▶ [WRITTEN INSTRUCTION]
Check each line of the material below for "Gain", then copy the ones that contain it.

▶ [EXERCISE DATA]

* * *

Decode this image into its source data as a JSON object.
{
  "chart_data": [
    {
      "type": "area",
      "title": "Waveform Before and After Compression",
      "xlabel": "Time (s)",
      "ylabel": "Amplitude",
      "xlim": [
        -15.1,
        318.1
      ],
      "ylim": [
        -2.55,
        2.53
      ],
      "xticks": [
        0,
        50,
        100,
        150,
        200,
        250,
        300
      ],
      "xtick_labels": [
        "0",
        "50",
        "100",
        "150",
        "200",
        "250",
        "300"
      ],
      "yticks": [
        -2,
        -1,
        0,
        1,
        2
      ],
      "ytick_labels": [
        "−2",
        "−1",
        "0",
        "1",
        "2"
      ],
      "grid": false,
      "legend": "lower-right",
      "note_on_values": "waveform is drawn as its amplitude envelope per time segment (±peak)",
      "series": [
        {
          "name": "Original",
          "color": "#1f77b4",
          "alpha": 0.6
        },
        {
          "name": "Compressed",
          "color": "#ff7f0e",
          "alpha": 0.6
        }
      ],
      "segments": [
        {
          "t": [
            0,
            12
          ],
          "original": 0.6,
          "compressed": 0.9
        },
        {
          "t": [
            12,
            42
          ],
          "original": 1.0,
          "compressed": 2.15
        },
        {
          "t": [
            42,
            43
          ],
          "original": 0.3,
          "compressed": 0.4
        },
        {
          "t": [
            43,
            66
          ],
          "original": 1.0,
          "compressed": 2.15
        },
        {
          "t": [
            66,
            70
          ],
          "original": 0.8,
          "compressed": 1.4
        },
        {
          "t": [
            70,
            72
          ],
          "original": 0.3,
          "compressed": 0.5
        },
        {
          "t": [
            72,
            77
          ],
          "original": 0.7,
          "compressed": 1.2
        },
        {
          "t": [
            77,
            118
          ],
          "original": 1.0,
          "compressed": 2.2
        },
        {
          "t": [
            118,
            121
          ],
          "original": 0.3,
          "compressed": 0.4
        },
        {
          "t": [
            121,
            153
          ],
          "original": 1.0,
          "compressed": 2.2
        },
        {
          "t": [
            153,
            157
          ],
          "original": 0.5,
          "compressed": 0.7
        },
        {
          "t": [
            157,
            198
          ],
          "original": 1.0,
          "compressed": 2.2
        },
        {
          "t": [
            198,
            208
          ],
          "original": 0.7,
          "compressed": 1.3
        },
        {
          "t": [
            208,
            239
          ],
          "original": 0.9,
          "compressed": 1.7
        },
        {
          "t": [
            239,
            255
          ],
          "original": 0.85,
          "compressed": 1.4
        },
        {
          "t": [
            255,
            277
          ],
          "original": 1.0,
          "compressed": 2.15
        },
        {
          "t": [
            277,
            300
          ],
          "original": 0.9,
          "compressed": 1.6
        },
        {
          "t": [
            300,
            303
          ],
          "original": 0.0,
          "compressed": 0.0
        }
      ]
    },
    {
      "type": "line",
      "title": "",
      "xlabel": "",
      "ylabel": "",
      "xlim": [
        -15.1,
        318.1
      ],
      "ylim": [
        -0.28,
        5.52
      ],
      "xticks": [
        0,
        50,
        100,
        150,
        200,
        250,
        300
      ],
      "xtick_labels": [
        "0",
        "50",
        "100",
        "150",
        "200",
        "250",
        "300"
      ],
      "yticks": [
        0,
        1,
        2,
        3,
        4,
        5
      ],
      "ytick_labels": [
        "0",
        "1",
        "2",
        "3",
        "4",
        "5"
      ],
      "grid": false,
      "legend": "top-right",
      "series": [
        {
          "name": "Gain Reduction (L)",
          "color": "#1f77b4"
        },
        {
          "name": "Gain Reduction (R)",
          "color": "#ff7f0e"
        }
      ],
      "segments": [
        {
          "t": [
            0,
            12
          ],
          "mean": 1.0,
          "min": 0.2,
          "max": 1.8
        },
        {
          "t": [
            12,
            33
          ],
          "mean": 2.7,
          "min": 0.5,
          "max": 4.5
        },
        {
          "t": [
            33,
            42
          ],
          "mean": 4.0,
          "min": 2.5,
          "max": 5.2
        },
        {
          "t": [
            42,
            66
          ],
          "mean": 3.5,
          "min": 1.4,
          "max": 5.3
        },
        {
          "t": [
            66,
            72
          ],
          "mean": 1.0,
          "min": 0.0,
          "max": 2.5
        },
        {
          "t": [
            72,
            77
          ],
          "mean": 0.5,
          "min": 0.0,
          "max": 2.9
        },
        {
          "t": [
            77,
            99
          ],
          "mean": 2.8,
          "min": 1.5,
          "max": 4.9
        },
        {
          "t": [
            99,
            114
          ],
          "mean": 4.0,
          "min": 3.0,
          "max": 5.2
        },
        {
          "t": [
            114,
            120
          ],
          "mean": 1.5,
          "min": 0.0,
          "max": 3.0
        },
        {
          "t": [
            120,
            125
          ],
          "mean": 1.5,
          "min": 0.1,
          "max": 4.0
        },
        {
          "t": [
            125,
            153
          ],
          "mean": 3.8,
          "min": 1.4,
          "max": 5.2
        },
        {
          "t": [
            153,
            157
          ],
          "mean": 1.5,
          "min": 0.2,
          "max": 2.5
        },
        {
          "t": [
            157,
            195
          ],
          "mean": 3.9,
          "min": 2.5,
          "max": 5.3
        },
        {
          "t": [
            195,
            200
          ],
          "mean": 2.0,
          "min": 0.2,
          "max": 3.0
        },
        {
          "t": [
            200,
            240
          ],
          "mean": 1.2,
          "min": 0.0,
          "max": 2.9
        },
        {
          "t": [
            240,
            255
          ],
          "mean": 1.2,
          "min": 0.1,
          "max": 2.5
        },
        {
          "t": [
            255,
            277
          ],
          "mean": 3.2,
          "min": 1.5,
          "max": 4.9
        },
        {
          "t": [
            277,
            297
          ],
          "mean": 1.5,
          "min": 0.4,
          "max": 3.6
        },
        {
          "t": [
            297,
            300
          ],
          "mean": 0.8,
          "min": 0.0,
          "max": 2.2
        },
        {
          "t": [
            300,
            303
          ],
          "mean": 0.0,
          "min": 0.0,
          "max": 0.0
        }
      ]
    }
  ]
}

* * *

▶ [CORRECT OUTPUT]
          "name": "Gain Reduction (L)",
          "name": "Gain Reduction (R)",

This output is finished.